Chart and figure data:
-- start --

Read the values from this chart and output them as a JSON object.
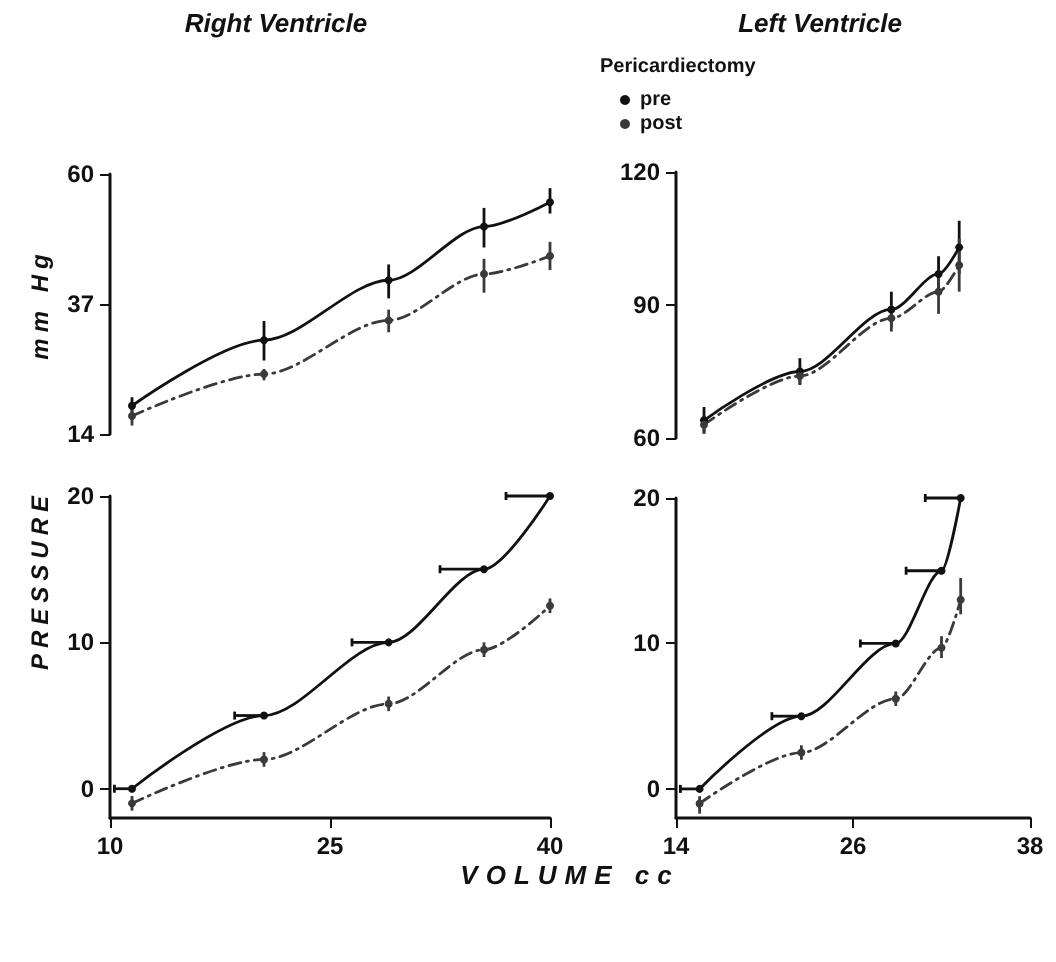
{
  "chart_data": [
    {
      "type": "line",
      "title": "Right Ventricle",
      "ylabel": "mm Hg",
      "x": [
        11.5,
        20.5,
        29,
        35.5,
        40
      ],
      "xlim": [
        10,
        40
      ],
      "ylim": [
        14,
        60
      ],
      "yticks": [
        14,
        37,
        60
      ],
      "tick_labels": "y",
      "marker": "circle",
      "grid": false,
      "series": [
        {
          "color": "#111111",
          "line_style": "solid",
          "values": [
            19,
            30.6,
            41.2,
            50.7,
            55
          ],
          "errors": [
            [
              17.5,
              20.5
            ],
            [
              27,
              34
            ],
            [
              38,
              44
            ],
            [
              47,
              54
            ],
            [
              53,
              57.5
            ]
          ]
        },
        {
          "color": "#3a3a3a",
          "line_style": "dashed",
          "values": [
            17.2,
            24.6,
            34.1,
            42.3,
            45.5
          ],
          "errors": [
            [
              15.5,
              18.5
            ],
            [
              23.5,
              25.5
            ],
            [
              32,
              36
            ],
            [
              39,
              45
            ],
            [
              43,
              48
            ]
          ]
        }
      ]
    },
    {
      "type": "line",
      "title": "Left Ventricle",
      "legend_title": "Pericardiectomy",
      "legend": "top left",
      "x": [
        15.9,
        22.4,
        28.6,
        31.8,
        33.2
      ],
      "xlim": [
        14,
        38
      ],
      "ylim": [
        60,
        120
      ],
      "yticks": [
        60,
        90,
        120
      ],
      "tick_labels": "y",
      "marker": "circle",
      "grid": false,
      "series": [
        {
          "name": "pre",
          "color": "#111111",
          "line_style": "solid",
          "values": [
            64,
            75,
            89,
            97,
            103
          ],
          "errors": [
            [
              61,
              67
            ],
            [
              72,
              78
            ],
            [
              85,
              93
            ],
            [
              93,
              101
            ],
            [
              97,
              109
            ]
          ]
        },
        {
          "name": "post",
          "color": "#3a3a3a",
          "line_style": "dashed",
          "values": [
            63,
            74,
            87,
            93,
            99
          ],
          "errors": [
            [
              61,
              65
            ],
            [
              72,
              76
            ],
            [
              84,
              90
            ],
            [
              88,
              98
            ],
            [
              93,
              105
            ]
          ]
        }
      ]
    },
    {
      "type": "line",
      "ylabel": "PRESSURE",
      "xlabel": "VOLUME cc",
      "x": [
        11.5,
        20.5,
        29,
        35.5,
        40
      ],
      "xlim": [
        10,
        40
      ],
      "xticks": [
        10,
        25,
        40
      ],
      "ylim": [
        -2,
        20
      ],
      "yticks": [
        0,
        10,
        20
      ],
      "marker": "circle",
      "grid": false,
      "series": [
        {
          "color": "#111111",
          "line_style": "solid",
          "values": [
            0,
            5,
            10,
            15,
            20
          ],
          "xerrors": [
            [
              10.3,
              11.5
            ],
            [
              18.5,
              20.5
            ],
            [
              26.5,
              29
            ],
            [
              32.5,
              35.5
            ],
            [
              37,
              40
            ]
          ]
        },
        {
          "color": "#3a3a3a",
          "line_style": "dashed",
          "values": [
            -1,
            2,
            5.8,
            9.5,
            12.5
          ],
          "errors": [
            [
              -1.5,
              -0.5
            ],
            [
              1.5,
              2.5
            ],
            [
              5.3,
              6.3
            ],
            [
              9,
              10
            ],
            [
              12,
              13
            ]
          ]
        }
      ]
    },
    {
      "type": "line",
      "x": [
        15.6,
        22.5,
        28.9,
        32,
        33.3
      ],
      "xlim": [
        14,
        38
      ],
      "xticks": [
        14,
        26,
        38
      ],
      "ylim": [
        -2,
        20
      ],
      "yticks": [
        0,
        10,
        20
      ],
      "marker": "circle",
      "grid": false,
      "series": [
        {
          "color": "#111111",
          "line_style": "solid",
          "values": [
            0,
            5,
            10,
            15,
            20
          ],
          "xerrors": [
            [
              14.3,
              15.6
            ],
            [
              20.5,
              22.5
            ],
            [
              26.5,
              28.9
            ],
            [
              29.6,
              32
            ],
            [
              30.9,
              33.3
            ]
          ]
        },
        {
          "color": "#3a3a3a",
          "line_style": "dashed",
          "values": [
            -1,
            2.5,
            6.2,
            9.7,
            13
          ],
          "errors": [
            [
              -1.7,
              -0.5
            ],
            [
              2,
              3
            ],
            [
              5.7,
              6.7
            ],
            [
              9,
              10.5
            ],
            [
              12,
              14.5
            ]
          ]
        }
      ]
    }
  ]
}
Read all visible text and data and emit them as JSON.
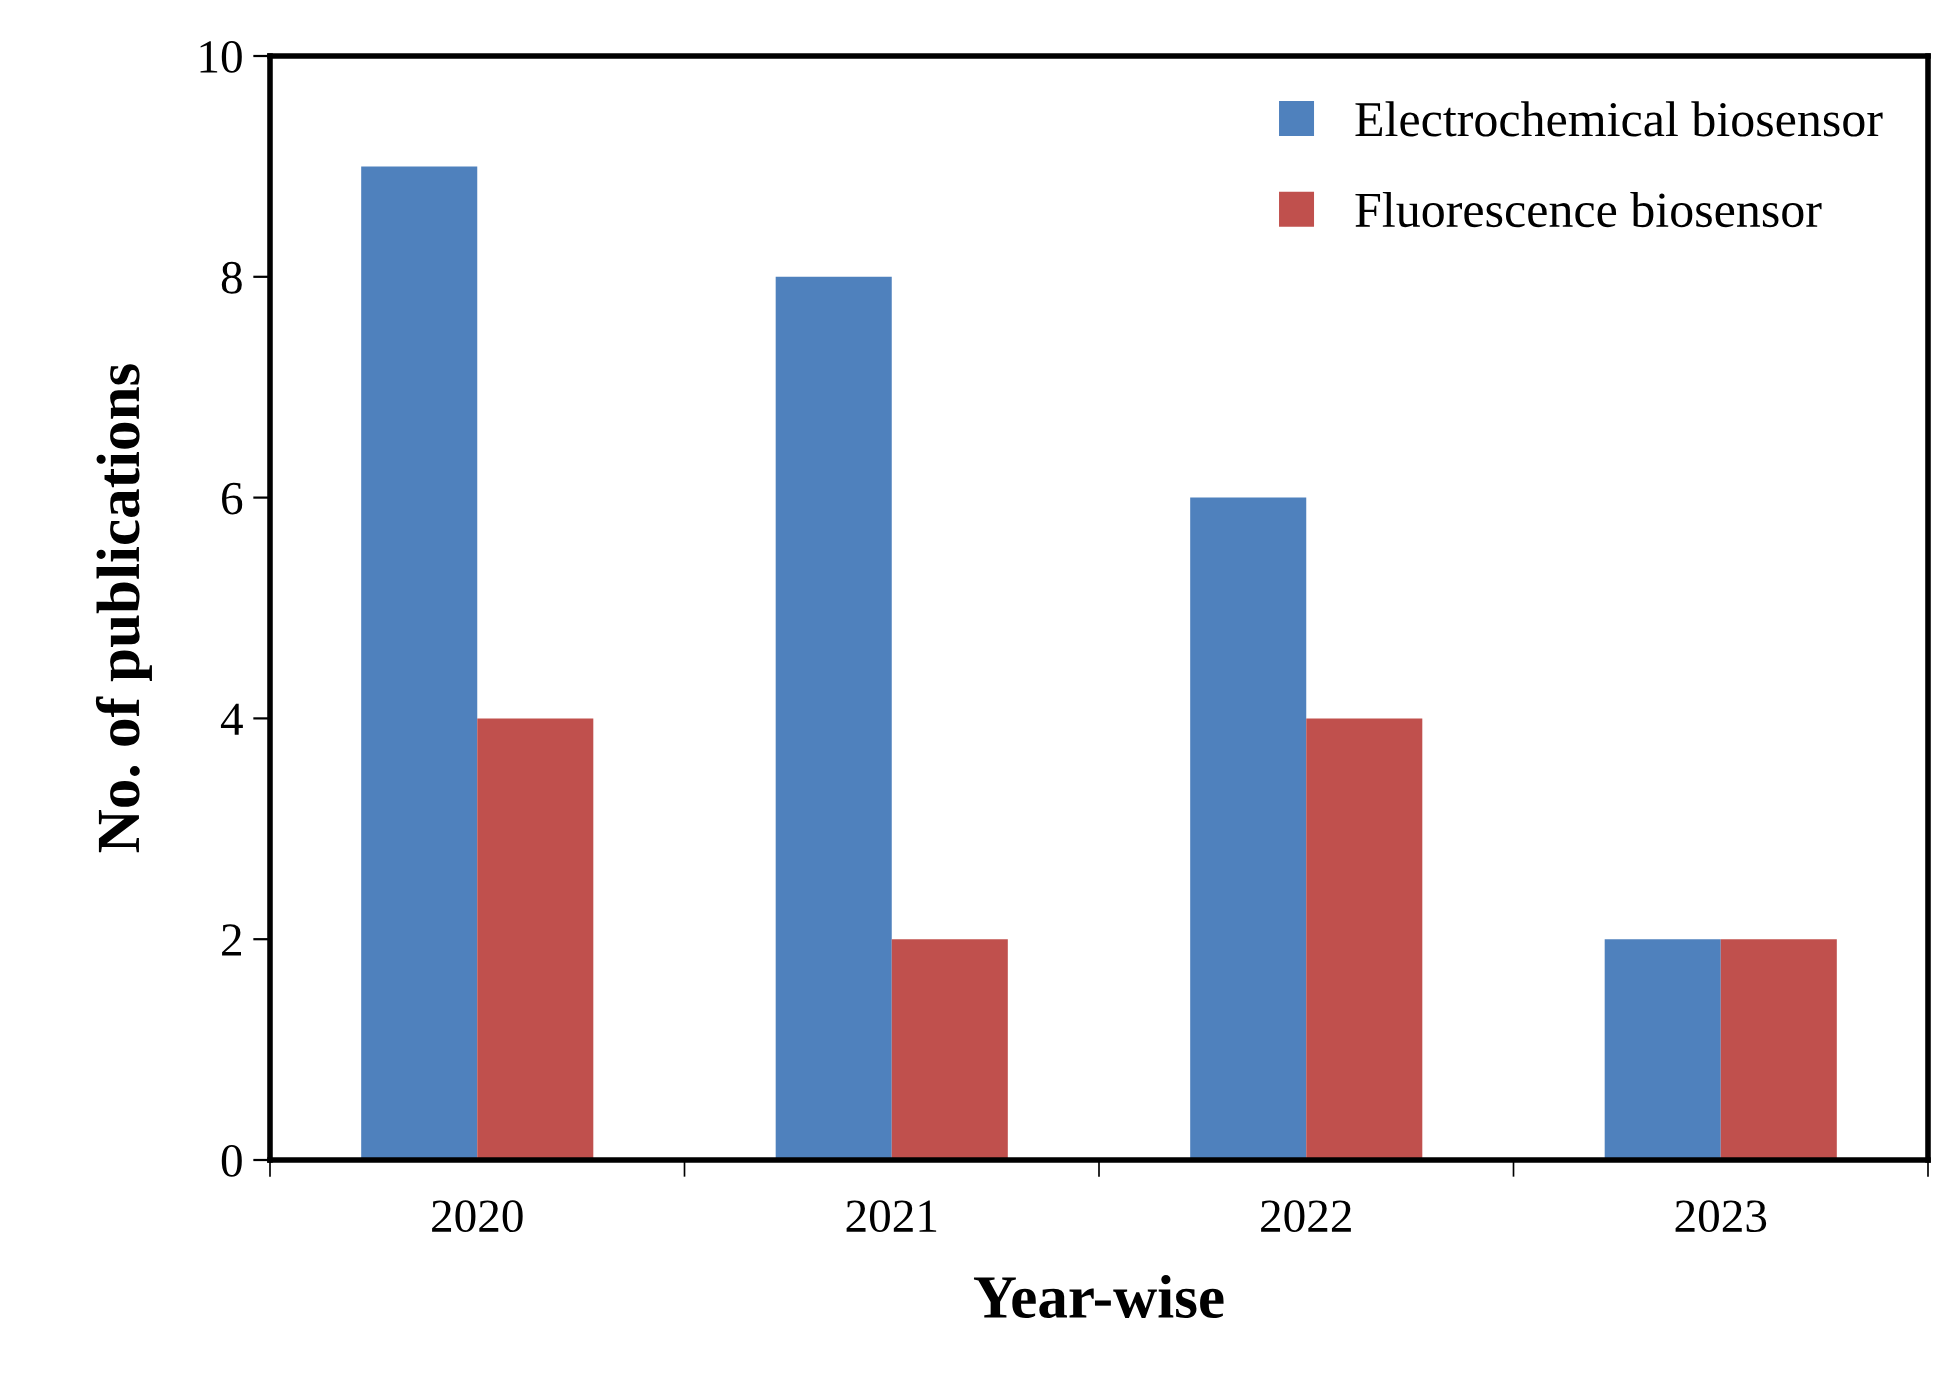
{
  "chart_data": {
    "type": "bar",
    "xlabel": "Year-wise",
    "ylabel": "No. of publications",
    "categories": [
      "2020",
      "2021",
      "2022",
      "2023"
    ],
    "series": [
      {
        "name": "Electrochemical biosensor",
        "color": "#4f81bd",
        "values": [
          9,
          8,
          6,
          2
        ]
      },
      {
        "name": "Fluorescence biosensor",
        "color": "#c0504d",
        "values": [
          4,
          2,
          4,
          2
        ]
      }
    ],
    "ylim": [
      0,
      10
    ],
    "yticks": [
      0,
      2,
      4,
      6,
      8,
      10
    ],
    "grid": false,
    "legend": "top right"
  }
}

-- end --

Set exercise: Your task is to reproduce all of the material exactly. The pictures stay out.

Reply:
Read the values from this chart and output them as a JSON object.
{
  "chart_data": [
    {
      "type": "line",
      "title": "Right Ventricle",
      "ylabel": "mm Hg",
      "x": [
        11.5,
        20.5,
        29,
        35.5,
        40
      ],
      "xlim": [
        10,
        40
      ],
      "ylim": [
        14,
        60
      ],
      "yticks": [
        14,
        37,
        60
      ],
      "tick_labels": "y",
      "marker": "circle",
      "grid": false,
      "series": [
        {
          "color": "#111111",
          "line_style": "solid",
          "values": [
            19,
            30.6,
            41.2,
            50.7,
            55
          ],
          "errors": [
            [
              17.5,
              20.5
            ],
            [
              27,
              34
            ],
            [
              38,
              44
            ],
            [
              47,
              54
            ],
            [
              53,
              57.5
            ]
          ]
        },
        {
          "color": "#3a3a3a",
          "line_style": "dashed",
          "values": [
            17.2,
            24.6,
            34.1,
            42.3,
            45.5
          ],
          "errors": [
            [
              15.5,
              18.5
            ],
            [
              23.5,
              25.5
            ],
            [
              32,
              36
            ],
            [
              39,
              45
            ],
            [
              43,
              48
            ]
          ]
        }
      ]
    },
    {
      "type": "line",
      "title": "Left Ventricle",
      "legend_title": "Pericardiectomy",
      "legend": "top left",
      "x": [
        15.9,
        22.4,
        28.6,
        31.8,
        33.2
      ],
      "xlim": [
        14,
        38
      ],
      "ylim": [
        60,
        120
      ],
      "yticks": [
        60,
        90,
        120
      ],
      "tick_labels": "y",
      "marker": "circle",
      "grid": false,
      "series": [
        {
          "name": "pre",
          "color": "#111111",
          "line_style": "solid",
          "values": [
            64,
            75,
            89,
            97,
            103
          ],
          "errors": [
            [
              61,
              67
            ],
            [
              72,
              78
            ],
            [
              85,
              93
            ],
            [
              93,
              101
            ],
            [
              97,
              109
            ]
          ]
        },
        {
          "name": "post",
          "color": "#3a3a3a",
          "line_style": "dashed",
          "values": [
            63,
            74,
            87,
            93,
            99
          ],
          "errors": [
            [
              61,
              65
            ],
            [
              72,
              76
            ],
            [
              84,
              90
            ],
            [
              88,
              98
            ],
            [
              93,
              105
            ]
          ]
        }
      ]
    },
    {
      "type": "line",
      "ylabel": "PRESSURE",
      "xlabel": "VOLUME cc",
      "x": [
        11.5,
        20.5,
        29,
        35.5,
        40
      ],
      "xlim": [
        10,
        40
      ],
      "xticks": [
        10,
        25,
        40
      ],
      "ylim": [
        -2,
        20
      ],
      "yticks": [
        0,
        10,
        20
      ],
      "marker": "circle",
      "grid": false,
      "series": [
        {
          "color": "#111111",
          "line_style": "solid",
          "values": [
            0,
            5,
            10,
            15,
            20
          ],
          "xerrors": [
            [
              10.3,
              11.5
            ],
            [
              18.5,
              20.5
            ],
            [
              26.5,
              29
            ],
            [
              32.5,
              35.5
            ],
            [
              37,
              40
            ]
          ]
        },
        {
          "color": "#3a3a3a",
          "line_style": "dashed",
          "values": [
            -1,
            2,
            5.8,
            9.5,
            12.5
          ],
          "errors": [
            [
              -1.5,
              -0.5
            ],
            [
              1.5,
              2.5
            ],
            [
              5.3,
              6.3
            ],
            [
              9,
              10
            ],
            [
              12,
              13
            ]
          ]
        }
      ]
    },
    {
      "type": "line",
      "x": [
        15.6,
        22.5,
        28.9,
        32,
        33.3
      ],
      "xlim": [
        14,
        38
      ],
      "xticks": [
        14,
        26,
        38
      ],
      "ylim": [
        -2,
        20
      ],
      "yticks": [
        0,
        10,
        20
      ],
      "marker": "circle",
      "grid": false,
      "series": [
        {
          "color": "#111111",
          "line_style": "solid",
          "values": [
            0,
            5,
            10,
            15,
            20
          ],
          "xerrors": [
            [
              14.3,
              15.6
            ],
            [
              20.5,
              22.5
            ],
            [
              26.5,
              28.9
            ],
            [
              29.6,
              32
            ],
            [
              30.9,
              33.3
            ]
          ]
        },
        {
          "color": "#3a3a3a",
          "line_style": "dashed",
          "values": [
            -1,
            2.5,
            6.2,
            9.7,
            13
          ],
          "errors": [
            [
              -1.7,
              -0.5
            ],
            [
              2,
              3
            ],
            [
              5.7,
              6.7
            ],
            [
              9,
              10.5
            ],
            [
              12,
              14.5
            ]
          ]
        }
      ]
    }
  ]
}
Read all visible text and data and emit them as JSON.
{
  "chart_data": {
    "type": "bar",
    "xlabel": "Year-wise",
    "ylabel": "No. of publications",
    "categories": [
      "2020",
      "2021",
      "2022",
      "2023"
    ],
    "series": [
      {
        "name": "Electrochemical biosensor",
        "color": "#4f81bd",
        "values": [
          9,
          8,
          6,
          2
        ]
      },
      {
        "name": "Fluorescence biosensor",
        "color": "#c0504d",
        "values": [
          4,
          2,
          4,
          2
        ]
      }
    ],
    "ylim": [
      0,
      10
    ],
    "yticks": [
      0,
      2,
      4,
      6,
      8,
      10
    ],
    "grid": false,
    "legend": "top right"
  }
}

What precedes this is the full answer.